## WHAT TO WORK ON
Look through the records below, and copy out every line that holds the string "computer".
>> Begin AVAILABLE RECORDS
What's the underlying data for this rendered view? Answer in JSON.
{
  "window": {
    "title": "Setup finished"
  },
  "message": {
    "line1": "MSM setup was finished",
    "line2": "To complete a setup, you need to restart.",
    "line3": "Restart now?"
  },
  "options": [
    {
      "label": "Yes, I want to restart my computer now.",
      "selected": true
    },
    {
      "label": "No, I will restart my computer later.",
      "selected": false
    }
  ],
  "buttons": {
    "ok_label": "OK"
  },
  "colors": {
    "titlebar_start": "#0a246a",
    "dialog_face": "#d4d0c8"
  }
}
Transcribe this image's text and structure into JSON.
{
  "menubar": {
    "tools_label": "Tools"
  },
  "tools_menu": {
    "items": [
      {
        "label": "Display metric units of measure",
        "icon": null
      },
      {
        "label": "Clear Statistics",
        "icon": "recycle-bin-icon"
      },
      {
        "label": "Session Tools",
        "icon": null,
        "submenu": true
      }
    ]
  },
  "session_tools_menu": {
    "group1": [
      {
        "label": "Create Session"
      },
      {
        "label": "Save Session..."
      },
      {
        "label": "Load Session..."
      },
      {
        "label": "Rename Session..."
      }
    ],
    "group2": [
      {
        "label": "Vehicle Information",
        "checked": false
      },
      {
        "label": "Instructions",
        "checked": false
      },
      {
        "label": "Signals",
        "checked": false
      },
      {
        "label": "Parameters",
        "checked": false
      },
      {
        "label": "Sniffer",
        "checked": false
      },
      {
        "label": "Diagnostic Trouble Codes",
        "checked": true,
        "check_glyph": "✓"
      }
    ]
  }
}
>> End AVAILABLE RECORDS
## ANSWER BELOW
      "label": "Yes, I want to restart my computer now.",
      "label": "No, I will restart my computer later.",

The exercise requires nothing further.